■ **Description of the task**
Filter the entries below, keeping only lines with the word "Designativo".

■ **Input**
◇ ◇ ◇ ◇

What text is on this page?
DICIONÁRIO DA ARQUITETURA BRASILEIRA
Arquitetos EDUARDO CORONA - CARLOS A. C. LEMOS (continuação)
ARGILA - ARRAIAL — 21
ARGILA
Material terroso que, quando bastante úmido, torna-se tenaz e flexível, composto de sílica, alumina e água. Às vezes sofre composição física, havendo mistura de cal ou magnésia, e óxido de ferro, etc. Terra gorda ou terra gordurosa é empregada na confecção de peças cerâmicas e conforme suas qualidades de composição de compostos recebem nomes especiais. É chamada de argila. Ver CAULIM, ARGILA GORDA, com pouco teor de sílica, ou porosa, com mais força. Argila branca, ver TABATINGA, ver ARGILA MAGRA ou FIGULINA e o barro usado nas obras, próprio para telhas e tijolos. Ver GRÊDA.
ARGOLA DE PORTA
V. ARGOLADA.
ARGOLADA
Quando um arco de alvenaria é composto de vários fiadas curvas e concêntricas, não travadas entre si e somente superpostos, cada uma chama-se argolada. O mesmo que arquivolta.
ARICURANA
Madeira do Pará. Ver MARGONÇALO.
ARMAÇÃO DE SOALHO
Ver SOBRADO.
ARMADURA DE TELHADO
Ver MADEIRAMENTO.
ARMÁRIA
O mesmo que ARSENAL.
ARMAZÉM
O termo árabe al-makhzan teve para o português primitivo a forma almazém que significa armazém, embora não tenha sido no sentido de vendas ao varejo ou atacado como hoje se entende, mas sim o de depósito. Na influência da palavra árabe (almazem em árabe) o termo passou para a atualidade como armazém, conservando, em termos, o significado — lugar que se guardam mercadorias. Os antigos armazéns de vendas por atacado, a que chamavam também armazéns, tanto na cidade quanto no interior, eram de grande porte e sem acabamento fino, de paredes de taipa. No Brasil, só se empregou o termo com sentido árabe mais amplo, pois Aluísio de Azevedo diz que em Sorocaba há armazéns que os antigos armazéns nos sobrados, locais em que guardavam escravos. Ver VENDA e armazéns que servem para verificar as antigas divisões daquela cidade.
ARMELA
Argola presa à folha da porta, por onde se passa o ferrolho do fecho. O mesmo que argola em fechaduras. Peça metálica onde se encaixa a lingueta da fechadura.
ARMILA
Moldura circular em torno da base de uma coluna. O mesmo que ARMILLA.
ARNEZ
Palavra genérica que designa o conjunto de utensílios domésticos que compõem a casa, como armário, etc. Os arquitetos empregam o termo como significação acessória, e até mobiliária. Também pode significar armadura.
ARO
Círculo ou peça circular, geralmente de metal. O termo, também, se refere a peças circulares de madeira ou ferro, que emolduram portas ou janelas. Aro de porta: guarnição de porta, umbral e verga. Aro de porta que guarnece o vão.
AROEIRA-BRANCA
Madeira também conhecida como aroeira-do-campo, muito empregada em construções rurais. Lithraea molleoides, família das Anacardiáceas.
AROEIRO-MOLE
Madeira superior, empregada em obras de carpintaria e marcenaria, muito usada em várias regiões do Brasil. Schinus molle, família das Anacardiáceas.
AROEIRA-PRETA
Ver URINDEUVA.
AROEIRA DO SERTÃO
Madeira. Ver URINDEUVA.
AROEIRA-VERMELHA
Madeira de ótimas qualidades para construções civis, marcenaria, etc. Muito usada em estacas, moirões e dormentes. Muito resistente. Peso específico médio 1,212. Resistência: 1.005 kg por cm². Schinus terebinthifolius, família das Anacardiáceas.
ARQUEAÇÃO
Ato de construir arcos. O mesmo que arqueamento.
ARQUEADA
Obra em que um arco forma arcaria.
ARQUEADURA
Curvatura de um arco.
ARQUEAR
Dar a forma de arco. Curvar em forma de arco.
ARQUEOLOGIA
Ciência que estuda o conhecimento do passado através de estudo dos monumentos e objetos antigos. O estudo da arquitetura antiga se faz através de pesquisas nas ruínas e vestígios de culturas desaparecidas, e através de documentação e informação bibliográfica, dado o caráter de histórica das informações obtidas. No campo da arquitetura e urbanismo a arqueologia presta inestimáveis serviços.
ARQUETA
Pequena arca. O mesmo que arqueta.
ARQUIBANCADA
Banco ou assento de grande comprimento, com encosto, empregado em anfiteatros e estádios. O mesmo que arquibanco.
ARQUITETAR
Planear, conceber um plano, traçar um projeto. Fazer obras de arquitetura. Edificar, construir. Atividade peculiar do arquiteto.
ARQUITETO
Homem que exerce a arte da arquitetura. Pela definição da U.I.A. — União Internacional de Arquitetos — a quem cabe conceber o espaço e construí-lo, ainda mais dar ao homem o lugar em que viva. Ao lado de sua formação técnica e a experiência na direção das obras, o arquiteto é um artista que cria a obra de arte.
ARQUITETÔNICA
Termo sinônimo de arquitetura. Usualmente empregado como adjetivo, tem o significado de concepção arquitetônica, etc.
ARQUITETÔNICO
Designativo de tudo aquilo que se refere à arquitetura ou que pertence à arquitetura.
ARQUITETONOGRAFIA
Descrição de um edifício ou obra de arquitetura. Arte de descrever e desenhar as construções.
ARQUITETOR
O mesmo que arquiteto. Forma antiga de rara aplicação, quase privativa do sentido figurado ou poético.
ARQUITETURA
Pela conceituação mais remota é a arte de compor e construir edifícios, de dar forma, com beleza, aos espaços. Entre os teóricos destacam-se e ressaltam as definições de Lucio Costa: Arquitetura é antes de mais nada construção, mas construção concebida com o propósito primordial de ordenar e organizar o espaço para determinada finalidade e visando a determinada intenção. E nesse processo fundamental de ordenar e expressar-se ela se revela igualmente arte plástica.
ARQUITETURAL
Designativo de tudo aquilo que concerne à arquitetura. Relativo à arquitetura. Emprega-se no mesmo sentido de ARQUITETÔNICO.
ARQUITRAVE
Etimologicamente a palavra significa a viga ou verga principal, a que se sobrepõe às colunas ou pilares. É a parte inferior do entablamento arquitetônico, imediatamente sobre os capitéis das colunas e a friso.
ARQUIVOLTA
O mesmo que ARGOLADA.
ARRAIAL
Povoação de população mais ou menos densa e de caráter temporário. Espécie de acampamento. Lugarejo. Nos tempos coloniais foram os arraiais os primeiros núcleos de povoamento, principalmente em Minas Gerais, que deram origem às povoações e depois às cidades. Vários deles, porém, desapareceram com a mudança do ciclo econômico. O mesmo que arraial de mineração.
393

◇ ◇ ◇ ◇

■ **Written answer**
Designativo de tudo aquilo que se refere à arquitetura ou que pertence à arquitetura.
Designativo de tudo aquilo que concerne à arquitetura. Relativo à arquitetura. Emprega-se no mesmo sentido de ARQUITETÔNICO.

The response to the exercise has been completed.